§ WHAT TO PRODUCE
Repeat the records below exactly, leaving out any pictures.

Saved entries:
## Begin

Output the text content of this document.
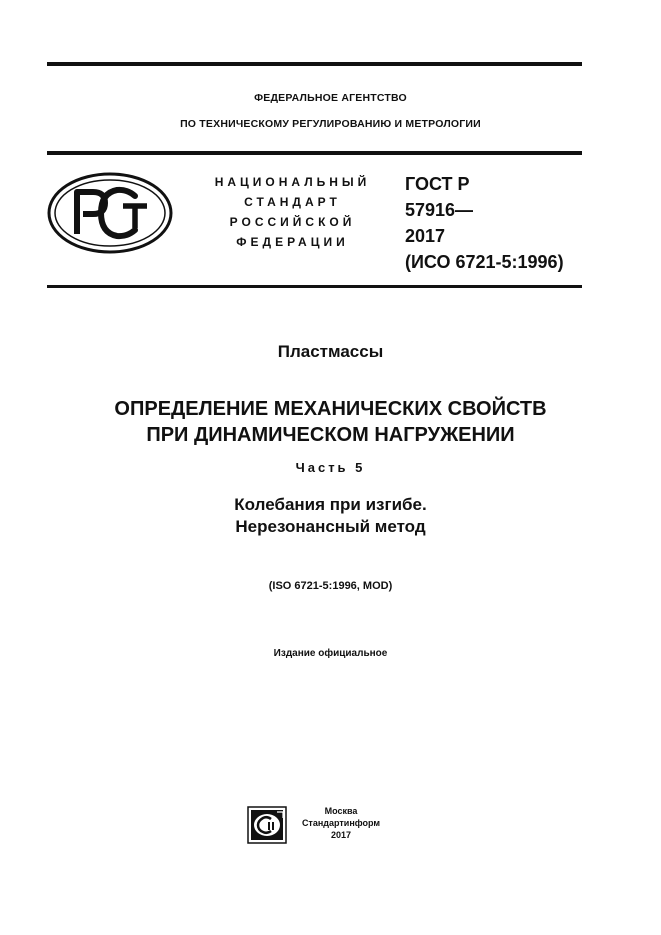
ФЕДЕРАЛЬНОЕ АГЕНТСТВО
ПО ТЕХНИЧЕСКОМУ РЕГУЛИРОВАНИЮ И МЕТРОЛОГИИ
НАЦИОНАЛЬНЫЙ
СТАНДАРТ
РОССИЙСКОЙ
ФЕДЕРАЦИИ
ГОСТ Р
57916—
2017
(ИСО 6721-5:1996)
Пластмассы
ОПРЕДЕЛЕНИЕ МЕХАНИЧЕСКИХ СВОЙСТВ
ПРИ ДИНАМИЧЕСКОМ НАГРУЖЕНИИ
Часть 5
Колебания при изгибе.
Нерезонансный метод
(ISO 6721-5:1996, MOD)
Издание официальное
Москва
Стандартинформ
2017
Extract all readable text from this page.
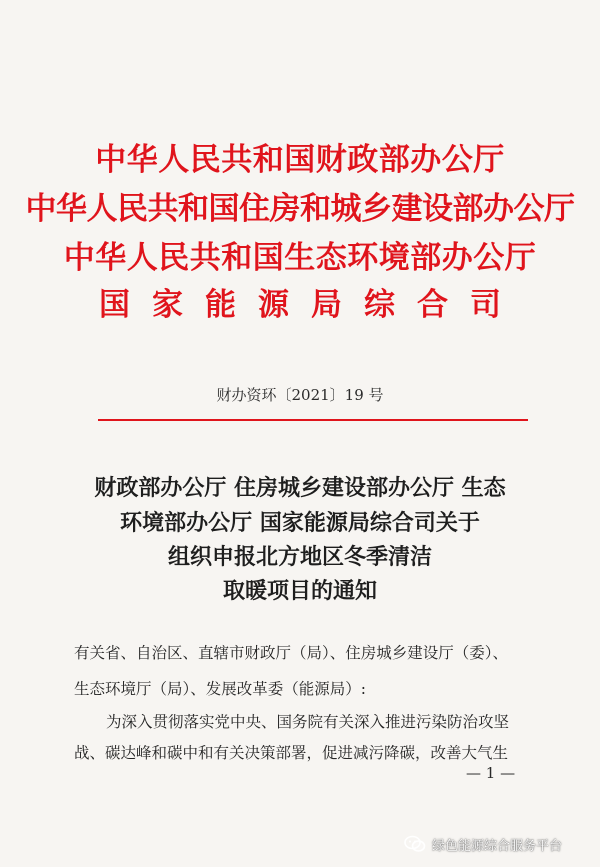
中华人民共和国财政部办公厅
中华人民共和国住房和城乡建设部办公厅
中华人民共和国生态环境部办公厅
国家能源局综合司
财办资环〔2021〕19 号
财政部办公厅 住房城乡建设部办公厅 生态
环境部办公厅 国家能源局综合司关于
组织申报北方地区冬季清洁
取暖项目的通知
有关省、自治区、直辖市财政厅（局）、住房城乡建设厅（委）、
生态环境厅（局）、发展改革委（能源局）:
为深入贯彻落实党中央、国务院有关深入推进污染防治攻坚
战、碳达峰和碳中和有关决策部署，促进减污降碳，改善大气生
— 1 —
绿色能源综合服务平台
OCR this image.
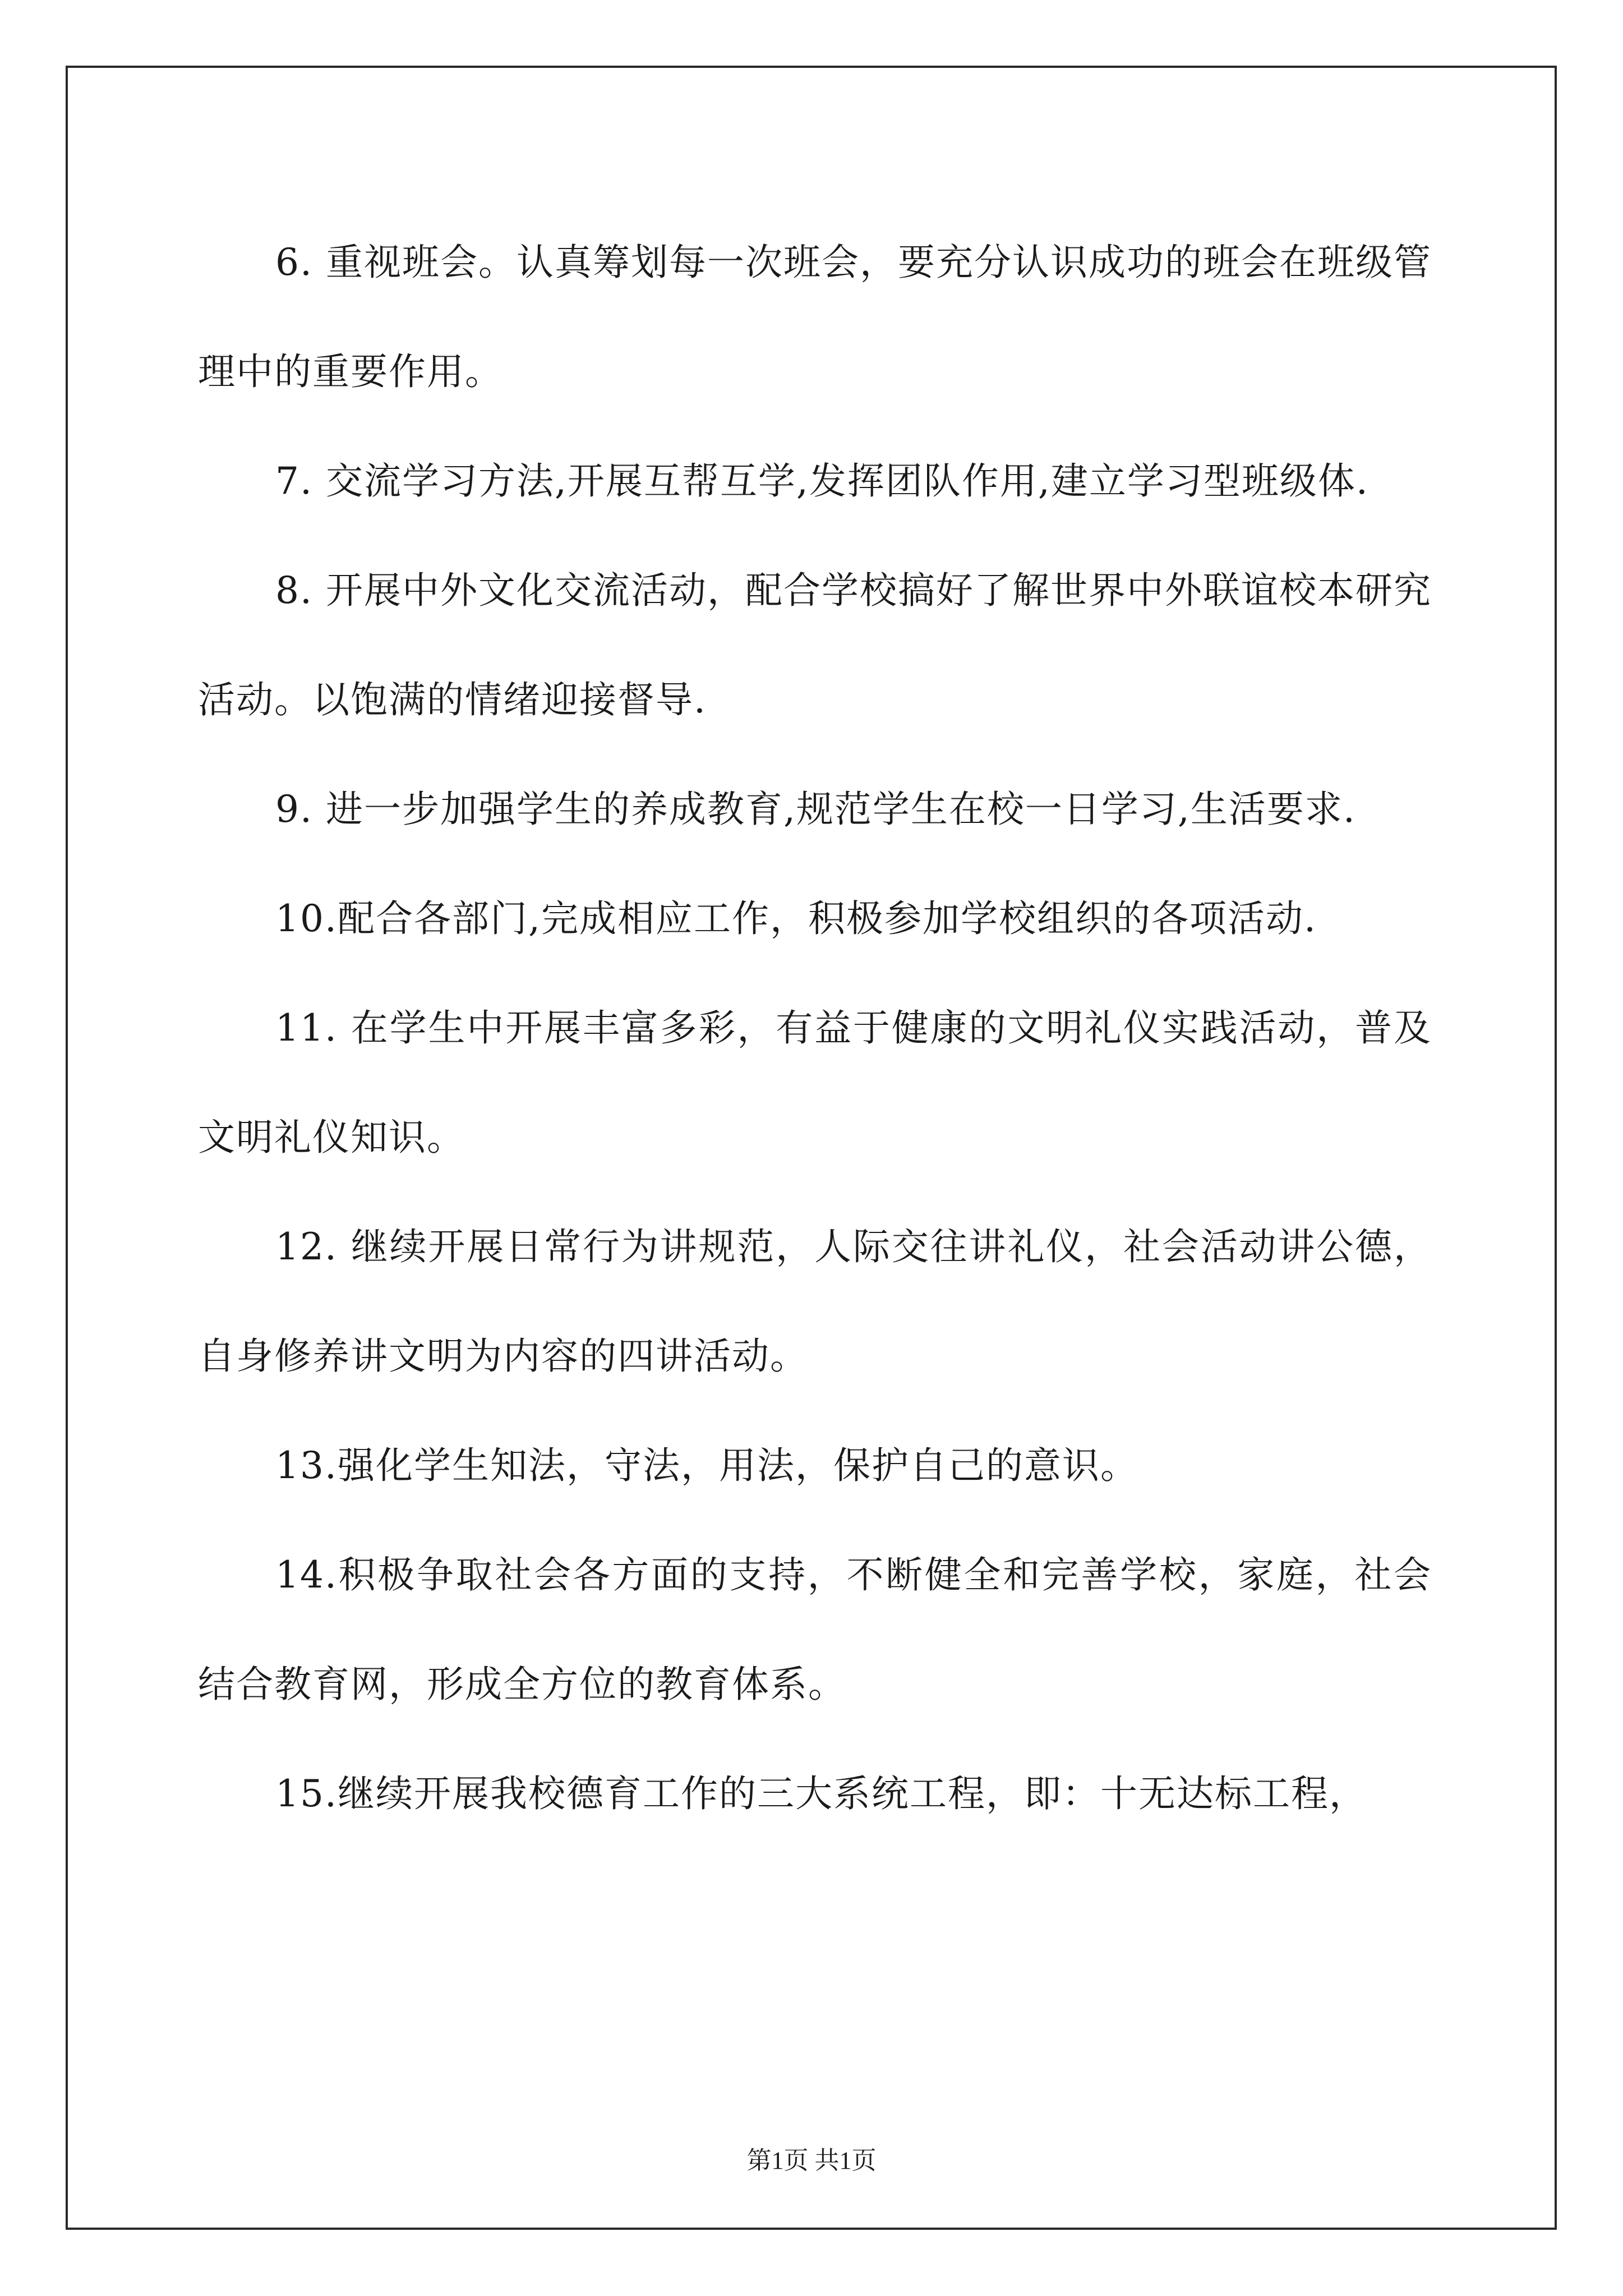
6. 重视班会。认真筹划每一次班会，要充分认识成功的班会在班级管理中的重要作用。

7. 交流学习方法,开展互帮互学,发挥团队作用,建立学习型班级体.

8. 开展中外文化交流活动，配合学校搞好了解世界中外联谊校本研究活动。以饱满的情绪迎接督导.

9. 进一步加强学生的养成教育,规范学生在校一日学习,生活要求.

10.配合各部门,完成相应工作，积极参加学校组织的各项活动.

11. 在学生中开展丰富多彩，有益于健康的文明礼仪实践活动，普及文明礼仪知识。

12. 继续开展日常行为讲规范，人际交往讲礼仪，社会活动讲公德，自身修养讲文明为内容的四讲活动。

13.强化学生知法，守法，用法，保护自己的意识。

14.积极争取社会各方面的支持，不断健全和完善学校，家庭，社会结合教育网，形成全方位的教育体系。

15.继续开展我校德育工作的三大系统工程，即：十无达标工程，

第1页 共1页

## End

§ SOLUTION TO THE PROBLEM
Output the text content of this document.
ФЕДЕРАЛЬНОЕ АГЕНТСТВО
ПО ТЕХНИЧЕСКОМУ РЕГУЛИРОВАНИЮ И МЕТРОЛОГИИ
НАЦИОНАЛЬНЫЙ
СТАНДАРТ
РОССИЙСКОЙ
ФЕДЕРАЦИИ
ГОСТ Р
57916—
2017
(ИСО 6721-5:1996)
Пластмассы
ОПРЕДЕЛЕНИЕ МЕХАНИЧЕСКИХ СВОЙСТВ
ПРИ ДИНАМИЧЕСКОМ НАГРУЖЕНИИ
Часть 5
Колебания при изгибе.
Нерезонансный метод
(ISO 6721-5:1996, MOD)
Издание официальное
Москва
Стандартинформ
2017
Extract all readable text from this page.
中华人民共和国财政部办公厅
中华人民共和国住房和城乡建设部办公厅
中华人民共和国生态环境部办公厅
国家能源局综合司
财办资环〔2021〕19 号
财政部办公厅 住房城乡建设部办公厅 生态
环境部办公厅 国家能源局综合司关于
组织申报北方地区冬季清洁
取暖项目的通知
有关省、自治区、直辖市财政厅（局）、住房城乡建设厅（委）、
生态环境厅（局）、发展改革委（能源局）:
为深入贯彻落实党中央、国务院有关深入推进污染防治攻坚
战、碳达峰和碳中和有关决策部署，促进减污降碳，改善大气生
— 1 —
绿色能源综合服务平台
OCR this image.
6. 重视班会。认真筹划每一次班会，要充分认识成功的班会在班级管理中的重要作用。

7. 交流学习方法,开展互帮互学,发挥团队作用,建立学习型班级体.

8. 开展中外文化交流活动，配合学校搞好了解世界中外联谊校本研究活动。以饱满的情绪迎接督导.

9. 进一步加强学生的养成教育,规范学生在校一日学习,生活要求.

10.配合各部门,完成相应工作，积极参加学校组织的各项活动.

11. 在学生中开展丰富多彩，有益于健康的文明礼仪实践活动，普及文明礼仪知识。

12. 继续开展日常行为讲规范，人际交往讲礼仪，社会活动讲公德，自身修养讲文明为内容的四讲活动。

13.强化学生知法，守法，用法，保护自己的意识。

14.积极争取社会各方面的支持，不断健全和完善学校，家庭，社会结合教育网，形成全方位的教育体系。

15.继续开展我校德育工作的三大系统工程，即：十无达标工程，

第1页 共1页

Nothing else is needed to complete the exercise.